## [What to do]
In the listing below, locate the lines that hold the string "number". Copy those lines.

..............................

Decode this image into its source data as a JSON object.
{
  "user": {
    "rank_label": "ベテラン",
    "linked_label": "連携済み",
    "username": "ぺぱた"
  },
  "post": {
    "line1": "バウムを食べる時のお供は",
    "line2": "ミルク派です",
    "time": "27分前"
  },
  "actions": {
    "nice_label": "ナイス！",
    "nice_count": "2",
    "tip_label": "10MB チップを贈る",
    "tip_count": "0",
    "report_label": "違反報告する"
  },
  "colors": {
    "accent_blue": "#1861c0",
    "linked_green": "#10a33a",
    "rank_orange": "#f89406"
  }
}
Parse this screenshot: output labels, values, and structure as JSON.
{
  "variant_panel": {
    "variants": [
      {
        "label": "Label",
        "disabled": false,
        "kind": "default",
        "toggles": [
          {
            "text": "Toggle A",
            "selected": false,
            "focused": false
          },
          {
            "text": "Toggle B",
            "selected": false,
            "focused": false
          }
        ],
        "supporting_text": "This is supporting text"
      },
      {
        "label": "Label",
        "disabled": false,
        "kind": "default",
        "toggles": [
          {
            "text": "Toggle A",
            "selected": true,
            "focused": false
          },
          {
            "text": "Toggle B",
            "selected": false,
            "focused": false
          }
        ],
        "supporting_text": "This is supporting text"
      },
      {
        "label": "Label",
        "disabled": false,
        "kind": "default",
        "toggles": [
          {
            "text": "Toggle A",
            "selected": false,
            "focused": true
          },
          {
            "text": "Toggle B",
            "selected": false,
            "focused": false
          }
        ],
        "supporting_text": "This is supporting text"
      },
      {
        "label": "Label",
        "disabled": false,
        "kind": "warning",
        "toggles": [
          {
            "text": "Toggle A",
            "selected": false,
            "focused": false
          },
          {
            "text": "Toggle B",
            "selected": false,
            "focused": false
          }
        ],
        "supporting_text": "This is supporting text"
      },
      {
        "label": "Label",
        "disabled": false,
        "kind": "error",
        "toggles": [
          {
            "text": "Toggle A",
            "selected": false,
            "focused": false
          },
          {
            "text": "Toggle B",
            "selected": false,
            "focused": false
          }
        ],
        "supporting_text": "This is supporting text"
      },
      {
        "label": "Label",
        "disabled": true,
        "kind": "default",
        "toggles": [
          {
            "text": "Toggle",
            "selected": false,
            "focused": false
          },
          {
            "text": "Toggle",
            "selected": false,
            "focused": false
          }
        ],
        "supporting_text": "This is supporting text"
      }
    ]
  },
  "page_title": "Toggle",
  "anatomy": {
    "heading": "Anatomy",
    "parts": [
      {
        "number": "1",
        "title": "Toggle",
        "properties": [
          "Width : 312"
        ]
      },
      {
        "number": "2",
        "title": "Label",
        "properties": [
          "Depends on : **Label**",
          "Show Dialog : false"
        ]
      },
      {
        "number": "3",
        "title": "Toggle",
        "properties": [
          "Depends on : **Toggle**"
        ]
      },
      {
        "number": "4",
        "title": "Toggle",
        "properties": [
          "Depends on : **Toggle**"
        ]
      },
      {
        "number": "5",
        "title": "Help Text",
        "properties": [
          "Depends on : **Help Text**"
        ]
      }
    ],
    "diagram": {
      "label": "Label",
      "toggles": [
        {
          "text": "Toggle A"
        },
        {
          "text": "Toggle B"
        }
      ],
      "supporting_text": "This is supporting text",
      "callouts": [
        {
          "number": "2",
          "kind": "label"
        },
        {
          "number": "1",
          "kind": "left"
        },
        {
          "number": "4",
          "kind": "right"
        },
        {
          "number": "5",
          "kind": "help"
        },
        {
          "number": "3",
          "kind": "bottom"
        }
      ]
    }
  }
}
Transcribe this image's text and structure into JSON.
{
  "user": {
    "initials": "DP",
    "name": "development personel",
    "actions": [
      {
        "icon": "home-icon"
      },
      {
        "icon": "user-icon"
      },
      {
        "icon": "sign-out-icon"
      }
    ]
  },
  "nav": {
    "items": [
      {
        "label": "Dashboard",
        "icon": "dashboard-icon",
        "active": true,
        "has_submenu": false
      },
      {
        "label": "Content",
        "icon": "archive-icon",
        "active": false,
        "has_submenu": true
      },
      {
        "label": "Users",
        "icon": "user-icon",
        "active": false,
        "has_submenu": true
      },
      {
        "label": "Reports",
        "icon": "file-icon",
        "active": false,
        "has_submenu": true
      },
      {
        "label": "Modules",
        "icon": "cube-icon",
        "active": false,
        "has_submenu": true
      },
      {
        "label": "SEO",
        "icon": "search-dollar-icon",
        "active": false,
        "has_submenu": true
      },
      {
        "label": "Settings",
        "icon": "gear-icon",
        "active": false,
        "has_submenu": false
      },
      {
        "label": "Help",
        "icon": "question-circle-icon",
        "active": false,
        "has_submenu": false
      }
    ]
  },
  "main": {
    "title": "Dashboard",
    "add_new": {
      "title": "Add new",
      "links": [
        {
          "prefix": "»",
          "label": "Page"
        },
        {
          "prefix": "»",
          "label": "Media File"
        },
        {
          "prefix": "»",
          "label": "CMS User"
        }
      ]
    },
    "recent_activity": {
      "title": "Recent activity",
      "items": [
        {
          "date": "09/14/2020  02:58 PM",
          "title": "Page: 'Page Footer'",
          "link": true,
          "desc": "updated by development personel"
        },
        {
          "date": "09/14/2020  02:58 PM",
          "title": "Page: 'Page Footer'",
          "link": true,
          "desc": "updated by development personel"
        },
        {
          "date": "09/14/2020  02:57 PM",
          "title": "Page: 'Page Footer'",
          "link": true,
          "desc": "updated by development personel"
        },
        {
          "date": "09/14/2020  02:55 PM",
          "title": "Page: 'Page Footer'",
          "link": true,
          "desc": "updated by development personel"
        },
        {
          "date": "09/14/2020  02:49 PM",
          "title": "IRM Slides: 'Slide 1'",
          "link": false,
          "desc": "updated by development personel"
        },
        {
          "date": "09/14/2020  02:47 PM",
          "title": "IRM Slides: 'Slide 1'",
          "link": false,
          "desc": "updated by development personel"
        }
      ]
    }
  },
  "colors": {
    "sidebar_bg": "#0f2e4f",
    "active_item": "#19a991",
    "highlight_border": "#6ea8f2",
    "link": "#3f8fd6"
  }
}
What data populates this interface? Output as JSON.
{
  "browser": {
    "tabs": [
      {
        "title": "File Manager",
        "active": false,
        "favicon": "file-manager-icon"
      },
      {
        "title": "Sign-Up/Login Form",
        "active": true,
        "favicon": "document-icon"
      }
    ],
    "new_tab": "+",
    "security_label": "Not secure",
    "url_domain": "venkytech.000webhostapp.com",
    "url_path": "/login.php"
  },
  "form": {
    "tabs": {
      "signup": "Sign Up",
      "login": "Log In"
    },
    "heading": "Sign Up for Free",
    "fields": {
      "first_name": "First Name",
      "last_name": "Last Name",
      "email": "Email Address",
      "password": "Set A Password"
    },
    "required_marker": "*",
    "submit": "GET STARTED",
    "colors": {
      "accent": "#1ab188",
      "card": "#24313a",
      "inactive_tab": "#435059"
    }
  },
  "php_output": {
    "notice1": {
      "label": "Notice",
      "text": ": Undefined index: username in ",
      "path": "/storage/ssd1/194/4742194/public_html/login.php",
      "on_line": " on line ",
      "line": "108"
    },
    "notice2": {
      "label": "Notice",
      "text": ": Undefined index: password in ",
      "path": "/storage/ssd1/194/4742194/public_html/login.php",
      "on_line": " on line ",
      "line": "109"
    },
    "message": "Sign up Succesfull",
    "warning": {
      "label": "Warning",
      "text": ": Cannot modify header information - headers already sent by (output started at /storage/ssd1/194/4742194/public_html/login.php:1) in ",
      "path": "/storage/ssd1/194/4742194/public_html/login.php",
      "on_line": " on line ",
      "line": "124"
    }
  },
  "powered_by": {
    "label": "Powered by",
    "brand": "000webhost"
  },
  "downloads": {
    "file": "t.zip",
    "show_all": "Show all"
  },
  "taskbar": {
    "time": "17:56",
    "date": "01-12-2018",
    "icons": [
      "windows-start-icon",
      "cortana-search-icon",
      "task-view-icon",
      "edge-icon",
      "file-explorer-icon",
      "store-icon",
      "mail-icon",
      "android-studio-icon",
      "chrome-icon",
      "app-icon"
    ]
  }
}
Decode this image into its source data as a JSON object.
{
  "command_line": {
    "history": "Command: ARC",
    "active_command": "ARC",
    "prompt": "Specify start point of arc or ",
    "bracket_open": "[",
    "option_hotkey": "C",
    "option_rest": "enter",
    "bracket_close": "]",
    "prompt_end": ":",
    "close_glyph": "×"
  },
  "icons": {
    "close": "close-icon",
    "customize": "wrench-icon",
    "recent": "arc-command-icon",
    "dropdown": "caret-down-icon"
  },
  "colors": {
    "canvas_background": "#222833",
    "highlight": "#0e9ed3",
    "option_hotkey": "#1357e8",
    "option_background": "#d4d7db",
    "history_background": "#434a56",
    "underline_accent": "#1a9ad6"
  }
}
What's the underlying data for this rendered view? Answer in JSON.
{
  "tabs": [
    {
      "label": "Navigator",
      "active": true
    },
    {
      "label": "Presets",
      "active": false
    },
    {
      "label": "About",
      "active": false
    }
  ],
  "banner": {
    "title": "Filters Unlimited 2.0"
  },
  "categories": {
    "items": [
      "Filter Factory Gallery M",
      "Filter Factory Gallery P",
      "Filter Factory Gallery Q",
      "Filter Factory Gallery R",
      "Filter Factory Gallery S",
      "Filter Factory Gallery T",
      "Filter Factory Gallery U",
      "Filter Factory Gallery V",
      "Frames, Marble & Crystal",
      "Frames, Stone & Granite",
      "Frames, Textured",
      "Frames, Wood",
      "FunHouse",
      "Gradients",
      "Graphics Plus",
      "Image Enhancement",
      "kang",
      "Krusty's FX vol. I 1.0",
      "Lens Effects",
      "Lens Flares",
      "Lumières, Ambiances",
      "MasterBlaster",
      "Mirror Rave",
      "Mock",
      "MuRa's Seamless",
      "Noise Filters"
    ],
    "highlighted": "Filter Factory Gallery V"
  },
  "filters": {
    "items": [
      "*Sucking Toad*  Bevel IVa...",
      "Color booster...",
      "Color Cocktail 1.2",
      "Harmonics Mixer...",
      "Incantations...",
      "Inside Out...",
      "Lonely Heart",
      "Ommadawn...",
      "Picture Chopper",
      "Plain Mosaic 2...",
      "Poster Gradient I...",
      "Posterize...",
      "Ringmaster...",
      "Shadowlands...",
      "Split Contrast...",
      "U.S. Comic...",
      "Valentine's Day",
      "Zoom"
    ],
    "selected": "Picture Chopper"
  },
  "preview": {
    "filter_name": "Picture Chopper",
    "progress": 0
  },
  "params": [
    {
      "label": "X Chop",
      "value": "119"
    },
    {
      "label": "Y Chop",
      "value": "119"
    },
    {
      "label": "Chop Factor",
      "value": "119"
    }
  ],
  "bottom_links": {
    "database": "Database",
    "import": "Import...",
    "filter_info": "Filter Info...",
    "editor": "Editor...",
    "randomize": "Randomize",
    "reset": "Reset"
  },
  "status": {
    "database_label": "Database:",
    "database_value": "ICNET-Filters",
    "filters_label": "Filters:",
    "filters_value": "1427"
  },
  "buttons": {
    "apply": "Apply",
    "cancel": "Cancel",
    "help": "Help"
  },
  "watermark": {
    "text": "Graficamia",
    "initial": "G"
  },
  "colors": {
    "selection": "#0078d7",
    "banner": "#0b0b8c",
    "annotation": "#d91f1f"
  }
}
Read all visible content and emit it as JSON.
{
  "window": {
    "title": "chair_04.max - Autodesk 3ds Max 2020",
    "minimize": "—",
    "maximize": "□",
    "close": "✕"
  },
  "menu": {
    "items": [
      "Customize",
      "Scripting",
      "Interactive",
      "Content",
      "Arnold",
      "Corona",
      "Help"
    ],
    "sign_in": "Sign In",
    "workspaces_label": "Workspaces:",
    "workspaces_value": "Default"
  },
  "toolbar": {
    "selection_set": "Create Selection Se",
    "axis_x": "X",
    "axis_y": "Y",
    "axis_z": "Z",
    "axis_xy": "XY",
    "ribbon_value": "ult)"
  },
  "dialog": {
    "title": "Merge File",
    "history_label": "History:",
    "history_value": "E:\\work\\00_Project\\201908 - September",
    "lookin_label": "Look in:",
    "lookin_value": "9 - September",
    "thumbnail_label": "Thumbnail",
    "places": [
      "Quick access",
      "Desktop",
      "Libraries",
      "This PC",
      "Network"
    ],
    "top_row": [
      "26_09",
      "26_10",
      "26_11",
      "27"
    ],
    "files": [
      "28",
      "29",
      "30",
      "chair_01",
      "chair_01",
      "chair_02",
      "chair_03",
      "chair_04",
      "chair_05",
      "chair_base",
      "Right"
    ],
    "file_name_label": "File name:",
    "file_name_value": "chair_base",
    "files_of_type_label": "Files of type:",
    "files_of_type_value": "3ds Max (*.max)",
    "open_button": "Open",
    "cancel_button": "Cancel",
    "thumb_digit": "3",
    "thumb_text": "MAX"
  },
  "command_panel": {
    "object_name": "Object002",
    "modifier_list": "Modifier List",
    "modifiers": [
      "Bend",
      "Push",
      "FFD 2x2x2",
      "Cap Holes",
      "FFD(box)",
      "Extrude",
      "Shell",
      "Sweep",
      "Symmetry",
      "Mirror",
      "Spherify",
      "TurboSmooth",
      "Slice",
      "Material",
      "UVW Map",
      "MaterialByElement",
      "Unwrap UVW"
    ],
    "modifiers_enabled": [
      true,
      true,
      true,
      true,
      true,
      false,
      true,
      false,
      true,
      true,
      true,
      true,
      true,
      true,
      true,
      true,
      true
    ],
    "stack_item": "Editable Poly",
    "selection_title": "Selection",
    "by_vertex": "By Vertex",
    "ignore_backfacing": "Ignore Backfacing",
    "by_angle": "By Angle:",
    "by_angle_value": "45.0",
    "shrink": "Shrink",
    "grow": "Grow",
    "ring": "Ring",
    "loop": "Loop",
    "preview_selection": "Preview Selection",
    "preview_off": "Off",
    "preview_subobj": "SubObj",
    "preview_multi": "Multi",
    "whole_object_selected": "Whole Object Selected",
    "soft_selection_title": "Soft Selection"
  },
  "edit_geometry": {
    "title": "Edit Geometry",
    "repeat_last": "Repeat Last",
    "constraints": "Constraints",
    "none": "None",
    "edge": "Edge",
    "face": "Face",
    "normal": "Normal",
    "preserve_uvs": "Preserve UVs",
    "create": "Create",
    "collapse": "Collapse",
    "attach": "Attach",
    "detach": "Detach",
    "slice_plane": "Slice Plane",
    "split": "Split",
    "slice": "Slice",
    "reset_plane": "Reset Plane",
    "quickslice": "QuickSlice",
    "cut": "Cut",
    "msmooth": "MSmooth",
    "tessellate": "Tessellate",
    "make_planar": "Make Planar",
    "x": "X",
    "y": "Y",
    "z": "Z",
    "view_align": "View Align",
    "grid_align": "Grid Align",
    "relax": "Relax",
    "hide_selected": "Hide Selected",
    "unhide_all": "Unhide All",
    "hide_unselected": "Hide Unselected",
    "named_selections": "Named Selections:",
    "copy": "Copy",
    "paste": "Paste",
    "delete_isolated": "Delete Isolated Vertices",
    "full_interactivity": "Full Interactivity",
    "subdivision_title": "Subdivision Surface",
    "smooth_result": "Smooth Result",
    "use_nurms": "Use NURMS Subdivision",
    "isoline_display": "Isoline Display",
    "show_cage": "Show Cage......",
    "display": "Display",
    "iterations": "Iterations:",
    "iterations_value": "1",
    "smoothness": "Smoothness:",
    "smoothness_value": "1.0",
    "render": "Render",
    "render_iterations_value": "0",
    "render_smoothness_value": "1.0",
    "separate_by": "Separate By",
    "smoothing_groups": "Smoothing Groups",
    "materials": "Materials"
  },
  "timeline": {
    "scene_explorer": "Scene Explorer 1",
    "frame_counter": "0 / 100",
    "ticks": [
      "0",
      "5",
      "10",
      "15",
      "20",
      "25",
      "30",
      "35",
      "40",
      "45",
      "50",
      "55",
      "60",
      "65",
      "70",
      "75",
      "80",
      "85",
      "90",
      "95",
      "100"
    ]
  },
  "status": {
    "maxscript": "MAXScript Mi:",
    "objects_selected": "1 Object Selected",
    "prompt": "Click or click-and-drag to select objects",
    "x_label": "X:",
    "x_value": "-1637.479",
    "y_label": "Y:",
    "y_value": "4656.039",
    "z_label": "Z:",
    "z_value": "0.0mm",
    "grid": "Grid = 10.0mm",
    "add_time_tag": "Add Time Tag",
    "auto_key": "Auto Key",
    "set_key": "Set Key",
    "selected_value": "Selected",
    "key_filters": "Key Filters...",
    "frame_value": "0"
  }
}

..............................

## [Solution]
        "number": "1",
        "number": "2",
        "number": "3",
        "number": "4",
        "number": "5",
          "number": "2",
          "number": "1",
          "number": "4",
          "number": "5",
          "number": "3",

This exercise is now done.